| ИСХОДНЫЙ ТЕКСТ |
● ● ●

Однако в то время Бронислав Громбчевский не помышлял о таком исходе. Он участвовал в завоевании Хивы и Коканда, в Алайском походе и взятии Самарканда. В 1880 году становится помощником начальника Маргеланского уезда, а в 1885 году занимает должность старшего чиновника по особым поручениям при военном губернаторе Ферганской области.
Громбчевский завоевал репутацию знатока Средней Азии, в совершенстве овладев узбекским, таджикским и персидским языками, изучал геологию, астрономию и другие естественные науки.
В 1885 году он отправляется в экспедицию в Кашгарию, результаты которой высоко оценило руководство Императорского географического общества (ИРГО) ─ Великий князь Константин Николаевич и выдающийся ученый П.П. Семенов Тян-Шанский.
Весной 1888 года Громбчевского (в то время поручика) срочно вызывают в столицу. Этим он обязан старому товарищу по оружию А.Н. Куропаткину, который был уже генералом и работал в Генштабе. Военный министр П.С. Ванновский поручил ему выполнить поручение Александра III, решившего хорошенько проучить англичан в Средней Азии. Как выразился монарх, «нужно их побольнее укусить». От Министерства иностранных дел проку в таком деле не было. Александр III отлично знал, что мидовское начальство не хотело лишний раз ссориться с Лондоном. Позже, в беседе с Громбчевским, глава внешнеполитического ведомства Н.К. Гирс откровенно признался, что у него хватает «головной боли из-за Европы», чтобы еще заниматься Азией. Эта часть света его не интересовала, и единственное, чего хотел министр ─ не создавать там проблем, которые могли испортить отношения с англичанами. Вот почему царь обратился к П.С. Ванновскому, а тот − к Куропаткину, который вспомнил о Громбчевском.
Поручик спешно примчался в Петербург и был ошеломлен свалившейся на него ответственностью. Ему и дня не дали на размышления. За несколько часов, не выходя из кабинета Куропаткина, он набросал план тайной операции, от которого царь пришел в восторг.
Предполагалось поднять восстание в Афганистане против британского ставленника эмира Абдур Рахман-хана. Возглавить его должен был проживавший в изгнании в Самарканде его двоюродный брат Исхак-хан, которого русские должны были обеспечить оружием и деньгами.
Генерал-губернатор Туркестана − спокойный немец генерал-адъютант Н.О. Розенбах, избегавший всего сомнительного и рискованного, был возмущен затеянной авантюрой, но препятствовать воле государя не посмел. Громбчевский с конвоем из казаков перевел Исхак-хана через границу, и вскоре убедился, что расчет его верен. Народные массы, недовольные тиранией эмира, стекались под знамена нового вождя, взявшего под свой контроль северо-западные области Афганистана.

● ● ●

| ЗАДАНИЯ К УПРАЖНЕНИЮ |
(1) Изложите отрывок о Громбчевском в трех предложениях.
(2) Продолжите отрывок о Громбчевском, начав сразу после его последнего предложения.

Перечни элементов и их рамок:
● ● ●

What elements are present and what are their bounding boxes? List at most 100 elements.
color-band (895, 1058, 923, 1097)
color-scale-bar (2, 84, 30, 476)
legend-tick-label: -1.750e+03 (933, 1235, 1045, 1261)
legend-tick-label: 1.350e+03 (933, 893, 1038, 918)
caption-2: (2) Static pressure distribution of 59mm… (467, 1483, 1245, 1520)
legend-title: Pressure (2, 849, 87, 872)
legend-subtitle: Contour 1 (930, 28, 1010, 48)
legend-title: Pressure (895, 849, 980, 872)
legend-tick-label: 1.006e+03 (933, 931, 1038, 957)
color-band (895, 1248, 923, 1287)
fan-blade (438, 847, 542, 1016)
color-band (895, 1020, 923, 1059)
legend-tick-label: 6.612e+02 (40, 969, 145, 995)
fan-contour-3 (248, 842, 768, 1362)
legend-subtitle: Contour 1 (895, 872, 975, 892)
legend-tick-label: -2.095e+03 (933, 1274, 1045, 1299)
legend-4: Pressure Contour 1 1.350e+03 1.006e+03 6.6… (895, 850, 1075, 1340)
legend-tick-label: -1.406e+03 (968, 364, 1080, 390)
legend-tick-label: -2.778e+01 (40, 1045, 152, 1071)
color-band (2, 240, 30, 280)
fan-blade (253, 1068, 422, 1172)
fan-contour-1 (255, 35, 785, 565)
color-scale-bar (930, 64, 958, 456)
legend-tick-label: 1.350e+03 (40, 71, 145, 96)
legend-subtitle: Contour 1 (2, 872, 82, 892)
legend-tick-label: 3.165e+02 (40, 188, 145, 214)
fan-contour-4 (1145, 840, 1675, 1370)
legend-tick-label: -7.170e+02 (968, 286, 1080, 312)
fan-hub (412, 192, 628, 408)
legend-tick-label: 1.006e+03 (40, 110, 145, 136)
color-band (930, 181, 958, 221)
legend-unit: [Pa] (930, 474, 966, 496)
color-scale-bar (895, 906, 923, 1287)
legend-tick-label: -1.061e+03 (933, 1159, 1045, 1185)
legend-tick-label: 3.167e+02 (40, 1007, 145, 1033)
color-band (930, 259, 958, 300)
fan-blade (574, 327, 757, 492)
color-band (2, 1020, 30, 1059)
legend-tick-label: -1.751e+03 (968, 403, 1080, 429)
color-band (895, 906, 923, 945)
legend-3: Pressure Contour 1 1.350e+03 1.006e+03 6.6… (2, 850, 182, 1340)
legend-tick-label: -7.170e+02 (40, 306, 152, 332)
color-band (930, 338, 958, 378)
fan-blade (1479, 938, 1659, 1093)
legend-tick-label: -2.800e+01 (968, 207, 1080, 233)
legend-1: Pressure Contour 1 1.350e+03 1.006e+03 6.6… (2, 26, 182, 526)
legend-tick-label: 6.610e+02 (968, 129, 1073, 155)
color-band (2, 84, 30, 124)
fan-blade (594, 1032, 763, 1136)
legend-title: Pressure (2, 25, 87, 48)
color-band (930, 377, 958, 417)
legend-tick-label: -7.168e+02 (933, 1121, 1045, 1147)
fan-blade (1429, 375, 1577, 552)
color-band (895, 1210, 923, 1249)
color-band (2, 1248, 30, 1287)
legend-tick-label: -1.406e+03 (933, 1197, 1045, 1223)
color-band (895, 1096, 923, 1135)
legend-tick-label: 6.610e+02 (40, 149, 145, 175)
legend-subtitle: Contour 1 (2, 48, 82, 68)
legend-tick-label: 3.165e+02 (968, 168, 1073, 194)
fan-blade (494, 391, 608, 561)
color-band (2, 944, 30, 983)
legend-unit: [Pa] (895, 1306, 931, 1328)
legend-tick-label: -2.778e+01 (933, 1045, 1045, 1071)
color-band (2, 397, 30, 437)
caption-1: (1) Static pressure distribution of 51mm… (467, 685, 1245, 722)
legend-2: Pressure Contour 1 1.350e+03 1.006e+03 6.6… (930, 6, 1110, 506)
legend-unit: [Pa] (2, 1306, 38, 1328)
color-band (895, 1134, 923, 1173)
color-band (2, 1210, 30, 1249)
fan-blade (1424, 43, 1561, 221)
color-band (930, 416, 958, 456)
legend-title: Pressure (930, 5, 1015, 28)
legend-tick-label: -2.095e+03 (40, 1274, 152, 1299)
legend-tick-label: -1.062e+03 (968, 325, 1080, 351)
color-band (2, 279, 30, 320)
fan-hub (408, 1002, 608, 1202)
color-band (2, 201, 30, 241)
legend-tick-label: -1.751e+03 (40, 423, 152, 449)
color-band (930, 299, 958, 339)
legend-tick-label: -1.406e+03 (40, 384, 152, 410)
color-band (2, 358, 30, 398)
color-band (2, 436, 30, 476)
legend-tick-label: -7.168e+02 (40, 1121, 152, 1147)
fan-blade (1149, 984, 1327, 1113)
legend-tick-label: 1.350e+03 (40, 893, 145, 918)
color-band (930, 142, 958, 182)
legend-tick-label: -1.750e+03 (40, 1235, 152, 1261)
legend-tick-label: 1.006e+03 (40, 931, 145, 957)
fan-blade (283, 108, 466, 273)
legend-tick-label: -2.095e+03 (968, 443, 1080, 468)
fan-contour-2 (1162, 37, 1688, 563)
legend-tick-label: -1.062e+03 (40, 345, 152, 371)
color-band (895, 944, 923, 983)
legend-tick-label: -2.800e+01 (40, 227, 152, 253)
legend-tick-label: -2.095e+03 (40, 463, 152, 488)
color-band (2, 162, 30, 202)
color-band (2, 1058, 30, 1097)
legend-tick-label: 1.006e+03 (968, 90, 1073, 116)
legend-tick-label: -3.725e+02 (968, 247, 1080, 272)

● ● ●

| ОТВЕТЫ К ЗАДАНИЯМ |
(1) Бронислав Громбчевский участвовал в завоевании Средней Азии, слыл знатоком края и в 1885 году совершил экспедицию в Кашгарию, результаты которой высоко оценило руководство ИРГО. Весной 1888 года его срочно вызвали в Петербург, и за несколько часов он набросал план тайной операции, который привел царя в восторг: двоюродный брат эмира Абдур Рахман-хана Исхак-хан должен был при поддержке русского оружия и денег поднять восстание в Афганистане. Громбчевский с казачьим конвоем перевел Исхак-хана через границу, и недовольные тиранией эмира массы стали стекаться под знамена нового вождя, взявшего под контроль северо-западные области Афганистана.

(2)
Однако в конце лета правительственные войска остановили продвижение мятежников. Вот-вот могло начаться контрнаступление, а на все просьбы Исхак-хана о помощи российское правительство отвечало молчанием. Александр III успел потерять интерес к афганскому предприятию – англичан «укусили», вот и довольно. Министерство иностранных дел, вспоминал Громбчевский, выторговало у Лондона какую-то «небольшую уступку на Ближнем Востоке», пообещав взамен не оказывать поддержки афганской оппозиции. Тем самым упускалась возможность распространить российское влияние на обширные территории, вплоть до самой Индии. Досаду и разочарование Громбчевского не умерила даже высочайшая милость − император присвоил ему звание штабс-капитана и наградил крупной денежной суммой в тысячу рублей.
И все же он не терял надежды на то, что в примыкавших к российским колониям районах Центральной Азии удастся подорвать британское владычество. У него созревает план экспедиции − углубиться в горы Памира и дойти до Канджута, расположенного у самого «входа» в британский Кашмир. Сафдар Али-хан, правитель этого горного княжества, заявлял о своем желании принять российское подданство, что воодушевляло молодого и предприимчивого офицера. «На мою долю, ─ писал он, ─ выпала лестная задача − первому русскому проникнуть за Гиндукуш».
12 июля 1888 года экспедиция вышла из Маргелана (административный центр Ферганской области). Она шла узкими, извилистыми тропами, переправлялась через ревущие горные потоки. Суровый высокогорный климат, бураны, метели и лавины создавали серьезные препятствия на пути к желанной цели. Громбчевский мучился жестокими головными болями и кровотечениями из носа, его спутников одолевали головокружение и одышка. Вот что он писал:
«Если бы Данте прошел в Канджут, то описание пути в ад было бы более характерно и правдоподобно. Путь этот так отвратителен, что, несмотря на все содействие канджутцев, я добрался до Балтита (столица Канджута ─ А.Р.), лишившись половины лошадей и части вьюков».
Громбчевский находится в Канджуте с конца августа до начала октября. Сафдар Али-хан повторно изъявил свою просьбу о вхождении в состав России и передал гостю послания на имя императора и туркестанского генерал-губернатора. Подчеркивалось, что Китай и Англия ─ враги Канджута. В качестве первоочередной меры этот правитель просил снабдить его двумя горными орудиями и сотнею новейших винтовок Бердана.
Излагая в своих донесениях просьбы канджутского владыки, Громбчевский оговаривался: дескать, он не скрывал от него, что посетил Канджут «с научною целью, не имея никакой политической миссии». Однако надежды штабс-капитана на позитивную реакцию Петербурга легко читались между строк. Именно Громбчевский рекомендовал Сафдар Али-хану направить послания в Петербург и Ташкент.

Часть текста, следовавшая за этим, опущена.